**Task objective**: Across the whole listing, filter for the string "μmol" and copy every line that has it.

============

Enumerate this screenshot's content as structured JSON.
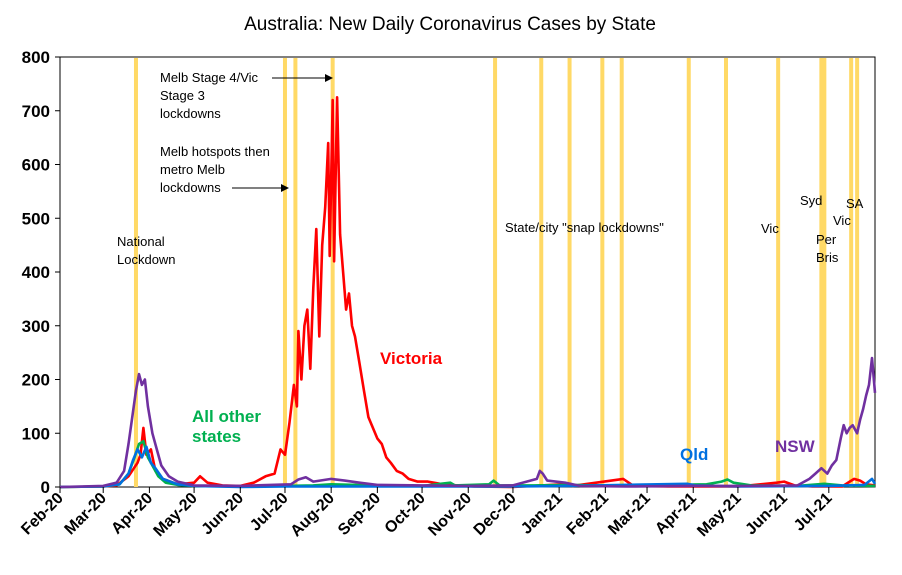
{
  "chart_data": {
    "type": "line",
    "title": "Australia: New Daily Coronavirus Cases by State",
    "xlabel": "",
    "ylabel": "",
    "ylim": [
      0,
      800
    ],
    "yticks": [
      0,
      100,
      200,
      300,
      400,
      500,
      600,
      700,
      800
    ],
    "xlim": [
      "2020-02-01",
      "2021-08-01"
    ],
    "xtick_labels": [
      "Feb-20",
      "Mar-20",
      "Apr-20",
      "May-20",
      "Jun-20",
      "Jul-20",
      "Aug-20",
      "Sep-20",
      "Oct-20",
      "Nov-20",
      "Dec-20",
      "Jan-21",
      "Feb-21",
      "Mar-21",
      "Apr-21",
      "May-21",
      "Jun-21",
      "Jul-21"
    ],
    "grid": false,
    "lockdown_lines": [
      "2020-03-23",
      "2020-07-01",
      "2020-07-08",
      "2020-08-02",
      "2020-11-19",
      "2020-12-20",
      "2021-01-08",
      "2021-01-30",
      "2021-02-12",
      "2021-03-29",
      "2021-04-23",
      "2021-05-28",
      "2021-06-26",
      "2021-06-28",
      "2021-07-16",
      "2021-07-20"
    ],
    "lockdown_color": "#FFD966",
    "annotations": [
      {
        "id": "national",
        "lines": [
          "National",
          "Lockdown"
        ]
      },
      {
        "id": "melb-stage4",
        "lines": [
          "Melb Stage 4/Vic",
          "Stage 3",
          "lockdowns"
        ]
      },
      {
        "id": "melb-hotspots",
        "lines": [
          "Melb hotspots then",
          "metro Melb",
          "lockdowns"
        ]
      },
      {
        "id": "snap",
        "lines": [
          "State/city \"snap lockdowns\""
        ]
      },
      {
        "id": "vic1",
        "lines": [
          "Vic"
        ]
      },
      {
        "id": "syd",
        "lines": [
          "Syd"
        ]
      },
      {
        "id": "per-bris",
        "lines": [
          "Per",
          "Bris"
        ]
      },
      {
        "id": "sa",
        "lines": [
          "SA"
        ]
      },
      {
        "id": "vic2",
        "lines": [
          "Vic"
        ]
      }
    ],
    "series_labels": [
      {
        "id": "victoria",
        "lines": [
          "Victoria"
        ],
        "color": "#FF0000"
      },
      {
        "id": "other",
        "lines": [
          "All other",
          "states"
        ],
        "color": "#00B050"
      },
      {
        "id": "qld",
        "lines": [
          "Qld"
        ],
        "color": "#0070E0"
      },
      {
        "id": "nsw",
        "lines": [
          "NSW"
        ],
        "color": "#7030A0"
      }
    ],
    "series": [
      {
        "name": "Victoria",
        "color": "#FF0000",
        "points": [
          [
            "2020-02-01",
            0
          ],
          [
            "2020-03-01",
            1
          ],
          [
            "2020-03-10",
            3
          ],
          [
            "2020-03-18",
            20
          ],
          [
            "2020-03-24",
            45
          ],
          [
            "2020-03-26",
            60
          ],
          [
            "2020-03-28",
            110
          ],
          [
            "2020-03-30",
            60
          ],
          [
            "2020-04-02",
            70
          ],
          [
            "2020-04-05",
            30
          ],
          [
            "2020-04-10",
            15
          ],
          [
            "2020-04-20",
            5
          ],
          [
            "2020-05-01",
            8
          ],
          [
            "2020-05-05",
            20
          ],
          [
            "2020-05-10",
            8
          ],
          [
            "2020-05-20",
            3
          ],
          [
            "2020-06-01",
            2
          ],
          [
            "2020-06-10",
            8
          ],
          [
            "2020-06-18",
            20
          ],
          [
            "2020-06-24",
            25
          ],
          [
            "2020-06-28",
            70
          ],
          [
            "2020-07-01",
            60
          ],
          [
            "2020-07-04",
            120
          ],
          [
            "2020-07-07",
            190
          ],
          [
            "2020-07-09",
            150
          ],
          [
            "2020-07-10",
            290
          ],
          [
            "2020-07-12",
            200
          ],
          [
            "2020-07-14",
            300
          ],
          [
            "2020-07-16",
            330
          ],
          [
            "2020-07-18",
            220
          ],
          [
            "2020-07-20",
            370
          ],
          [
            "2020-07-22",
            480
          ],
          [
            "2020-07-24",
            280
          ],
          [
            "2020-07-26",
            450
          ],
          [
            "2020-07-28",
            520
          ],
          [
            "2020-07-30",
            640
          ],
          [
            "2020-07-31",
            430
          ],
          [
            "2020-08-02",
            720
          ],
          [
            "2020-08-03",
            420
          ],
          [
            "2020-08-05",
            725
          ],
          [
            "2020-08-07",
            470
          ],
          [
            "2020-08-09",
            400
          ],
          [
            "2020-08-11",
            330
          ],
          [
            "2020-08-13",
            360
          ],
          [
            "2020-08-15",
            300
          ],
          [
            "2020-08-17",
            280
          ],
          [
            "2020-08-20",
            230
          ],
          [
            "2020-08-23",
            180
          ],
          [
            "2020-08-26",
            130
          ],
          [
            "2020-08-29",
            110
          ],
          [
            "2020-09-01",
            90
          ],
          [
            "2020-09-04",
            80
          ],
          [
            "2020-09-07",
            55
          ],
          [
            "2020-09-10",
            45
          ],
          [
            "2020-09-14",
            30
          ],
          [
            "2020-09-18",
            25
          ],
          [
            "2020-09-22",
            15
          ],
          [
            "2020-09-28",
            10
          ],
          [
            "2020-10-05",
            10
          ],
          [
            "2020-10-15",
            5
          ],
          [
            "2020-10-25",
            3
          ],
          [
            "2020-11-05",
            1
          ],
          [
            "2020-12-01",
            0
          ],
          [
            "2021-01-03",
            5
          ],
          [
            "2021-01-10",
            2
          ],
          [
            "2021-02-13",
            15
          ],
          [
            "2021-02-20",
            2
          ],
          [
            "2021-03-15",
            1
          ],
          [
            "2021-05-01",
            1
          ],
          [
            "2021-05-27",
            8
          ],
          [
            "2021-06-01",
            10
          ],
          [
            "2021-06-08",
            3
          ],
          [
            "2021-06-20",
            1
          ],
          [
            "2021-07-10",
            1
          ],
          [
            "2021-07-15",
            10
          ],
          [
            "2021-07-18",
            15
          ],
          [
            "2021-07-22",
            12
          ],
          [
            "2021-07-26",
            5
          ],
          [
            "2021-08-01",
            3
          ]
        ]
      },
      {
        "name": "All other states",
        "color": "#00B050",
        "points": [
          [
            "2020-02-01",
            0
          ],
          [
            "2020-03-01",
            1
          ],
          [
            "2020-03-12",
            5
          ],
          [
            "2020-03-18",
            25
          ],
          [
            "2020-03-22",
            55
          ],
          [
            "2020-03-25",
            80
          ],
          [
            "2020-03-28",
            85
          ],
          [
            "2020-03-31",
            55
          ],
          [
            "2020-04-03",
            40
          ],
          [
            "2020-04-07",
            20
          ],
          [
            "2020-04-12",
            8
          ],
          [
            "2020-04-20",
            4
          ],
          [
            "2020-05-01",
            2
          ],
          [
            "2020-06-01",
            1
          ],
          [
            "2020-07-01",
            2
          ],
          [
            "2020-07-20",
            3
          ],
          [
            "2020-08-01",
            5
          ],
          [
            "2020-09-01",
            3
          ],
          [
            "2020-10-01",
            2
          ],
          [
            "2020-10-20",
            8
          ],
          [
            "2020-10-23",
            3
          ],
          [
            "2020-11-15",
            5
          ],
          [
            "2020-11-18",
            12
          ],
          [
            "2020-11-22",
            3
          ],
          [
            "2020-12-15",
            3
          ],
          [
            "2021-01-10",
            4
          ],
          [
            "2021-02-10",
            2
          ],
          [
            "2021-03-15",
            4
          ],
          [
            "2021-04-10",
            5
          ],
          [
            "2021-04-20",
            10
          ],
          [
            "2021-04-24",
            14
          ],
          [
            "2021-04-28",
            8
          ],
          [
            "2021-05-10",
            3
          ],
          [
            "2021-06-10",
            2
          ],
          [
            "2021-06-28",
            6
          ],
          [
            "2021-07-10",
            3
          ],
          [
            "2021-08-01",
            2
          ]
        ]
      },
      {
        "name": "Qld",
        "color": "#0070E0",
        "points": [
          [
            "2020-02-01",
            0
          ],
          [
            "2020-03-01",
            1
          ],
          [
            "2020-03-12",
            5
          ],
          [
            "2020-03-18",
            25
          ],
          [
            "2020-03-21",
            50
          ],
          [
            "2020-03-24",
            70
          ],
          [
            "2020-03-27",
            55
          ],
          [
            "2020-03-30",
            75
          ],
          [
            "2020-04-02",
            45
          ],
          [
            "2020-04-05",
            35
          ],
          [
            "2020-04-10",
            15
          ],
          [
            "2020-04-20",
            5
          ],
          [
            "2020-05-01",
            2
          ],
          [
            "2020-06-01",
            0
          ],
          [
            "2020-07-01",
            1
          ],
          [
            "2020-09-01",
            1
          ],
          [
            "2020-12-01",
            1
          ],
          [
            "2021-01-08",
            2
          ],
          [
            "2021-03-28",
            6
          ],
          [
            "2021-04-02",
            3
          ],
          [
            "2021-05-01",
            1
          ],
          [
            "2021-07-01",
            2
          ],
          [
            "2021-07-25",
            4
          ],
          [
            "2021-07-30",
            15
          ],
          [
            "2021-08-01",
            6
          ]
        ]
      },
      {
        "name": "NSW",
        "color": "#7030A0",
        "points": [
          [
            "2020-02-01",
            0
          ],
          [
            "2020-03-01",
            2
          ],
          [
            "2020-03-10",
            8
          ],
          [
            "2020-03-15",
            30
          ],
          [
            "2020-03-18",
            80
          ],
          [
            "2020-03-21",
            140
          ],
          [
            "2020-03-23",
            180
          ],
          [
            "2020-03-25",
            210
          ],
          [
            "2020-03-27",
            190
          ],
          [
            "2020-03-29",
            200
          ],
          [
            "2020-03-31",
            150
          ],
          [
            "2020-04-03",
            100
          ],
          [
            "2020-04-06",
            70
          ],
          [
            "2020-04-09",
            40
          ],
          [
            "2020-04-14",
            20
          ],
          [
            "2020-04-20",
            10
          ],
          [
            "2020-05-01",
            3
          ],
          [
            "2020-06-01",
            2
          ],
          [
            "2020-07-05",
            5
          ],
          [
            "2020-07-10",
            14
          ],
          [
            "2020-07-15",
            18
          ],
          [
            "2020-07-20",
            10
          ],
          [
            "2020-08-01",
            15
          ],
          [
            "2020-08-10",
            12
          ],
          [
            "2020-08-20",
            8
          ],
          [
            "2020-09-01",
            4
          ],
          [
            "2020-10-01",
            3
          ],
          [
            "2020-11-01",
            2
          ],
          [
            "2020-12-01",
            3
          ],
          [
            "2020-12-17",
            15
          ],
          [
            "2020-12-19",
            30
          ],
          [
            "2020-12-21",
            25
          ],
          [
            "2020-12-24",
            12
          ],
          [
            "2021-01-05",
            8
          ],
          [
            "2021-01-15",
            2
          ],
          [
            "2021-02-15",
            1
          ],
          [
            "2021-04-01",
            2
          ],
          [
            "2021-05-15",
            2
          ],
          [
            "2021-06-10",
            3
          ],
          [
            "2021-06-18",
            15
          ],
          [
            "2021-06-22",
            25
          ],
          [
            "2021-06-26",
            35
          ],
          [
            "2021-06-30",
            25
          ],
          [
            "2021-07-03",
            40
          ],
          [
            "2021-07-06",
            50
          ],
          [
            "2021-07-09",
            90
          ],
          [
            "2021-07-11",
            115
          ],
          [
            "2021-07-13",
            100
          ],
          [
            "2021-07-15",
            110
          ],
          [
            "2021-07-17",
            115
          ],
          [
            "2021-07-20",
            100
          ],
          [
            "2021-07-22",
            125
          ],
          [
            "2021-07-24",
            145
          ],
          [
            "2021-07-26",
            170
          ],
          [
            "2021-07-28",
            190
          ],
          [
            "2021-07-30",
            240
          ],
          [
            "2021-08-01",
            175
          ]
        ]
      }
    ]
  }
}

============

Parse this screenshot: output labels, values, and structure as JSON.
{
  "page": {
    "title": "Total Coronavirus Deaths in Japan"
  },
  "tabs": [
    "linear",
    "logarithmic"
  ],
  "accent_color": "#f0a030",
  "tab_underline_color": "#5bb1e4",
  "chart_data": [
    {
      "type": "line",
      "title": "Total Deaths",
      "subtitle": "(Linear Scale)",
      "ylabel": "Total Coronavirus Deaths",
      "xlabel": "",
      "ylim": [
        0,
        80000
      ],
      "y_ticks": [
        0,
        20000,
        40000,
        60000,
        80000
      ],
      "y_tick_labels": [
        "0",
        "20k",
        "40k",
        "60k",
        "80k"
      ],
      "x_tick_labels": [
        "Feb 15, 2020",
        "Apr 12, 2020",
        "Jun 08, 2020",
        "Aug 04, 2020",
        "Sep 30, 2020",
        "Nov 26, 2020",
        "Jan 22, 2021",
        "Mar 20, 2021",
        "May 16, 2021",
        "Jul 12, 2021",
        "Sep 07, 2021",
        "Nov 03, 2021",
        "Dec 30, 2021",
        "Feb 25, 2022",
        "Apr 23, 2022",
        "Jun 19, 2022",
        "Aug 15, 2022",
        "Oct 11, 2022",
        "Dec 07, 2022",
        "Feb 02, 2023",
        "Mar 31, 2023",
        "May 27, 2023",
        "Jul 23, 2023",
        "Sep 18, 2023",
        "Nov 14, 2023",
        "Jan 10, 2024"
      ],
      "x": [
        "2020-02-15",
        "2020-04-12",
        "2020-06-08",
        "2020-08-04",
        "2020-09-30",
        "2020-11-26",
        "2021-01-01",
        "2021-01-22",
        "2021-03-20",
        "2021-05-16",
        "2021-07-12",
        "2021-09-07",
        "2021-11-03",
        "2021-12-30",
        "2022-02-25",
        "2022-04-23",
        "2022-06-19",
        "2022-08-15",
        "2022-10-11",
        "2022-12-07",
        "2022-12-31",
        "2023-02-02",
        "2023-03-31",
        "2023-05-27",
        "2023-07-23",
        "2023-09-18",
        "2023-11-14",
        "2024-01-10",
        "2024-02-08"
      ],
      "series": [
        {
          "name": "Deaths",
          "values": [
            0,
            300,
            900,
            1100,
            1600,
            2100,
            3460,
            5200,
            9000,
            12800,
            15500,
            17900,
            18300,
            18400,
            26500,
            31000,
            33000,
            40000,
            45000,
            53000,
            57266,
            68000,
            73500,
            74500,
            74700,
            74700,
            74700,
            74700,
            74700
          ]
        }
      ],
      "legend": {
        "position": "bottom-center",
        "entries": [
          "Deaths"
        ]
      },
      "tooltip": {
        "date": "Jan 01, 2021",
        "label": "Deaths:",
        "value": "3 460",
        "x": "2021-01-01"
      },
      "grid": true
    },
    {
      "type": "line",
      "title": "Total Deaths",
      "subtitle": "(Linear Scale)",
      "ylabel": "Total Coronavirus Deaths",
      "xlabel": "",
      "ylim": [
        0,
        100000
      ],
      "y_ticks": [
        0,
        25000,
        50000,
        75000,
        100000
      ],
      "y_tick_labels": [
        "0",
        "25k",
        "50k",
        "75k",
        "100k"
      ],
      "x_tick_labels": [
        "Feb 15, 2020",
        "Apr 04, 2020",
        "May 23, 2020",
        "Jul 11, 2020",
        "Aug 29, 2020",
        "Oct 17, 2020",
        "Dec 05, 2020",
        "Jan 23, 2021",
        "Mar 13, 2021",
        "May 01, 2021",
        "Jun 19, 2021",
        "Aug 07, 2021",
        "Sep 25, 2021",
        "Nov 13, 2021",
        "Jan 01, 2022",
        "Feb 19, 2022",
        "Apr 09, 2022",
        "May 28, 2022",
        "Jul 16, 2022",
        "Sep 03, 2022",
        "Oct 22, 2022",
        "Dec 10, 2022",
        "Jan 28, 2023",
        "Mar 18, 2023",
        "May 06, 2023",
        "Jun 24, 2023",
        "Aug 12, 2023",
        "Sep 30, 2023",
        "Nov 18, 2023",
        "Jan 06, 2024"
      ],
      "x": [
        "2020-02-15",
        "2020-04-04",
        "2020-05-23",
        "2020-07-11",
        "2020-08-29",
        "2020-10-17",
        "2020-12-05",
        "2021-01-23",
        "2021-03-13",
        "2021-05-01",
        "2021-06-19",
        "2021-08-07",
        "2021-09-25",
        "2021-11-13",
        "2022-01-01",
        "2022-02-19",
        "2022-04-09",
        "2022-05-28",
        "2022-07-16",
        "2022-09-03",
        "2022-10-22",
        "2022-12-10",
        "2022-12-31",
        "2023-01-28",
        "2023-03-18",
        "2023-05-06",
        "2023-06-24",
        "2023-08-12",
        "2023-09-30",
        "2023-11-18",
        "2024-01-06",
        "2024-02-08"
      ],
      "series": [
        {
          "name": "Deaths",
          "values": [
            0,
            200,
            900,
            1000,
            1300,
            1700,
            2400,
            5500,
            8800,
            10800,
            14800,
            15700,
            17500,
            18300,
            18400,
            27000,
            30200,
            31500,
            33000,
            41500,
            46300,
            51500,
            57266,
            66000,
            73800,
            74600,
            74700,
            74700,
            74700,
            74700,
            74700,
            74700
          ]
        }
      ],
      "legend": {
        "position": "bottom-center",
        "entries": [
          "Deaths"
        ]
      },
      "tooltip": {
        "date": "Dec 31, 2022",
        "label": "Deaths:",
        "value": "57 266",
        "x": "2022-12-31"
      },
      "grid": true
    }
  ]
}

============

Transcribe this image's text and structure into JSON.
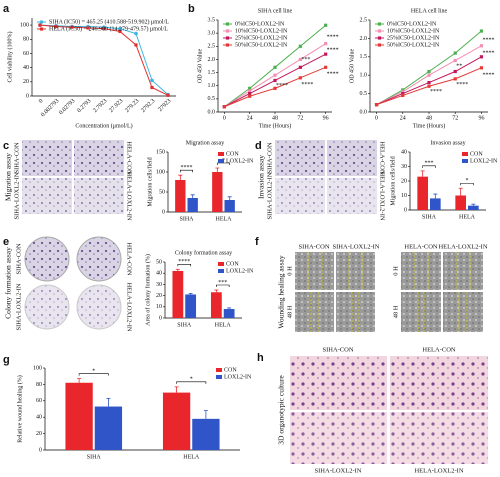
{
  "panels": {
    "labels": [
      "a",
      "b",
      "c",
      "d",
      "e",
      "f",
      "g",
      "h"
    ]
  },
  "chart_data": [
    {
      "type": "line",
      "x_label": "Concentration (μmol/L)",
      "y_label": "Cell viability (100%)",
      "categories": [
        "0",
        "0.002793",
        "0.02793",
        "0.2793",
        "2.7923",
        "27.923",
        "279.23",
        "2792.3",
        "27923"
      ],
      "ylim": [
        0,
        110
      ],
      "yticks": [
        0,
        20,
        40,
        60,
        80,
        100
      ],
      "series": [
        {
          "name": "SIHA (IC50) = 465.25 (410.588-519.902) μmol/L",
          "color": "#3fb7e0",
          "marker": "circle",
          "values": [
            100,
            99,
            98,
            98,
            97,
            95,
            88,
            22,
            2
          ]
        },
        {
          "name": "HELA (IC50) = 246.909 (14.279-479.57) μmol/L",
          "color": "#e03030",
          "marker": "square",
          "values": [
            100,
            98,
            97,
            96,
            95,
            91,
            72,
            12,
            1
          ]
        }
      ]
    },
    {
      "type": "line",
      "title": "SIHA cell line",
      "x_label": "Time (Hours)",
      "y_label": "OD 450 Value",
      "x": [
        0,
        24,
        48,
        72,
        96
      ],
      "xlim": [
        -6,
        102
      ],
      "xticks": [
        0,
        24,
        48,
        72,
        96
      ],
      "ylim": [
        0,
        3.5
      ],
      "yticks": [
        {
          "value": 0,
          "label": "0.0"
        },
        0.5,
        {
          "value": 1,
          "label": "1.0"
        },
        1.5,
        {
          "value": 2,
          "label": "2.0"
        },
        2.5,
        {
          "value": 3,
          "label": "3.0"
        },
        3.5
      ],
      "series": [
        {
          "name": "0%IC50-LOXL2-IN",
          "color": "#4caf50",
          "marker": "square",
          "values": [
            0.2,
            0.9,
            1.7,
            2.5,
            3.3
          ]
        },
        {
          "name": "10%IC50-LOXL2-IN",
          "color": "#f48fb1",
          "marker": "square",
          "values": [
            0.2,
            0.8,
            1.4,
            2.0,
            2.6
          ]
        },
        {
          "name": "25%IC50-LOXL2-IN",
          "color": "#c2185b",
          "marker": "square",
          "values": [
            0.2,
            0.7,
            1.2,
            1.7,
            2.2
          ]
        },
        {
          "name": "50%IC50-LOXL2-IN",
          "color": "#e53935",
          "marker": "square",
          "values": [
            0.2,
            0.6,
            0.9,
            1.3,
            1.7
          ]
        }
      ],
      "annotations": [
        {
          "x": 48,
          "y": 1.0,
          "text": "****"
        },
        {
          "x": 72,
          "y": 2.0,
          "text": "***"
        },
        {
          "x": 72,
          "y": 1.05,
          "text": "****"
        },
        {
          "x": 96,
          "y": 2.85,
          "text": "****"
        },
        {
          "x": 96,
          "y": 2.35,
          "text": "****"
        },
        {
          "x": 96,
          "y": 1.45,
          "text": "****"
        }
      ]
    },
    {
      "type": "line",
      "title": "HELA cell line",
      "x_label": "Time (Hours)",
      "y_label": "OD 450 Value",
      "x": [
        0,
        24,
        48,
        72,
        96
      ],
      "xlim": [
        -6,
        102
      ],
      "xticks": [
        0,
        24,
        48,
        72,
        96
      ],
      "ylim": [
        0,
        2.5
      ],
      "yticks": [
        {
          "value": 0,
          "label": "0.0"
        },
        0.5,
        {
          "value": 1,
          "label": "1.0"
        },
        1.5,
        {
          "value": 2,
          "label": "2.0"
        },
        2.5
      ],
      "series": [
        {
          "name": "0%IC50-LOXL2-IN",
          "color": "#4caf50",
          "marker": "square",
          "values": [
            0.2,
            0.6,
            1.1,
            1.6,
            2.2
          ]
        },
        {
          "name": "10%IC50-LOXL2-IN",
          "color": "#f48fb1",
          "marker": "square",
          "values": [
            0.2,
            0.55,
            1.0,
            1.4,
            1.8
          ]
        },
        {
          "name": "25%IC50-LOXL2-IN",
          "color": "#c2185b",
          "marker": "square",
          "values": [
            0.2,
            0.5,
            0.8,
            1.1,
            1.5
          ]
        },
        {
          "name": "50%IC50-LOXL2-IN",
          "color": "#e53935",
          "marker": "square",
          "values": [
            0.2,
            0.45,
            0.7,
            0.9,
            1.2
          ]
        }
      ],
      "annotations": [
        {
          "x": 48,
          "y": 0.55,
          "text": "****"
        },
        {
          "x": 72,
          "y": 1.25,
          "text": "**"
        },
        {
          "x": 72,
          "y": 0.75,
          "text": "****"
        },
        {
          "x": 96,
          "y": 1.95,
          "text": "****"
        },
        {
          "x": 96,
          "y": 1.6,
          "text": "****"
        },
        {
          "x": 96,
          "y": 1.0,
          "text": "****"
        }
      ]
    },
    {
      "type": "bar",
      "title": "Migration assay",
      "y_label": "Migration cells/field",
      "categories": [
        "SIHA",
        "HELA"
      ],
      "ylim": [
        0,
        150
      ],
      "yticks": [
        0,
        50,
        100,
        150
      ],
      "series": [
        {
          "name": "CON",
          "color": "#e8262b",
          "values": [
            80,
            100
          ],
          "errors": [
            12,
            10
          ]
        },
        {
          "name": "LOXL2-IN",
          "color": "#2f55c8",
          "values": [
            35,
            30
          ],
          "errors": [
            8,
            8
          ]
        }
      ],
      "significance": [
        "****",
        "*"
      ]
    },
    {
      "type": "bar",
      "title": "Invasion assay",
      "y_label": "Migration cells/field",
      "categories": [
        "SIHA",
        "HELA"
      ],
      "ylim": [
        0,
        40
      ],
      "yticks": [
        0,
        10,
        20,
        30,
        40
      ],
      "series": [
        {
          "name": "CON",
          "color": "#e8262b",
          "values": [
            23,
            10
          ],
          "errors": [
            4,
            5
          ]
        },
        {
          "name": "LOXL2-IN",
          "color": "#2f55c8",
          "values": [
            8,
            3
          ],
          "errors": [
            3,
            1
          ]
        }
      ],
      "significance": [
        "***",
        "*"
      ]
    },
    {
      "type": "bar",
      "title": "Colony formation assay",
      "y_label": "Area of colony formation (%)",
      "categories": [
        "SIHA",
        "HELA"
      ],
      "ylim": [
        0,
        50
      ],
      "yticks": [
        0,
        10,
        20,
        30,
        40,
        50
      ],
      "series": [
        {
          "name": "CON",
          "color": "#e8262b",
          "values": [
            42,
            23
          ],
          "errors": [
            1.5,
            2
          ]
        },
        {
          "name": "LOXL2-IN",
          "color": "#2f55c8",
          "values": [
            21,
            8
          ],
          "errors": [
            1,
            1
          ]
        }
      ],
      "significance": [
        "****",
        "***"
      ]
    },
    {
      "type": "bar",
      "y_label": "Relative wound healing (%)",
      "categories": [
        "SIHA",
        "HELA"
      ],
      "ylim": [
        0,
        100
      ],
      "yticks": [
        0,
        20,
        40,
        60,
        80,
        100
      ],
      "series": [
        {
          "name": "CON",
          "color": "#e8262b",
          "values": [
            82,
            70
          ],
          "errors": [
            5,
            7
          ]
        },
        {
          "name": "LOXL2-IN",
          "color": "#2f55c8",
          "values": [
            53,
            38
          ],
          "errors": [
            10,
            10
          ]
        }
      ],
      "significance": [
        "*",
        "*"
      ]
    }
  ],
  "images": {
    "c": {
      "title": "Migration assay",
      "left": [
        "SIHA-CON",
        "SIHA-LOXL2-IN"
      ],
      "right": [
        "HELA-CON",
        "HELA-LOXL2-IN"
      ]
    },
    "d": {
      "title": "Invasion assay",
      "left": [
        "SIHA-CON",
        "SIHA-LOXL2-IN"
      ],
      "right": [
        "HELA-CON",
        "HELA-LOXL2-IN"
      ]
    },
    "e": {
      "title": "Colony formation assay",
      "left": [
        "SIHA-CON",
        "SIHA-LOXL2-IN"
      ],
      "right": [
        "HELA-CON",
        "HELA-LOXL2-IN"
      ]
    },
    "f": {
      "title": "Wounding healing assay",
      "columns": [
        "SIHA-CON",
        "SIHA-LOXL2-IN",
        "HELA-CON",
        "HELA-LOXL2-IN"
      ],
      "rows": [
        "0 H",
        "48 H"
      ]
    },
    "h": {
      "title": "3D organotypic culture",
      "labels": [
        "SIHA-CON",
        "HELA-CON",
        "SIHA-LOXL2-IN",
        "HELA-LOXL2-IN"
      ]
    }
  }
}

============

**Task output**:
      "x_label": "Concentration (μmol/L)",
          "name": "SIHA (IC50) = 465.25 (410.588-519.902) μmol/L",
          "name": "HELA (IC50) = 246.909 (14.279-479.57) μmol/L",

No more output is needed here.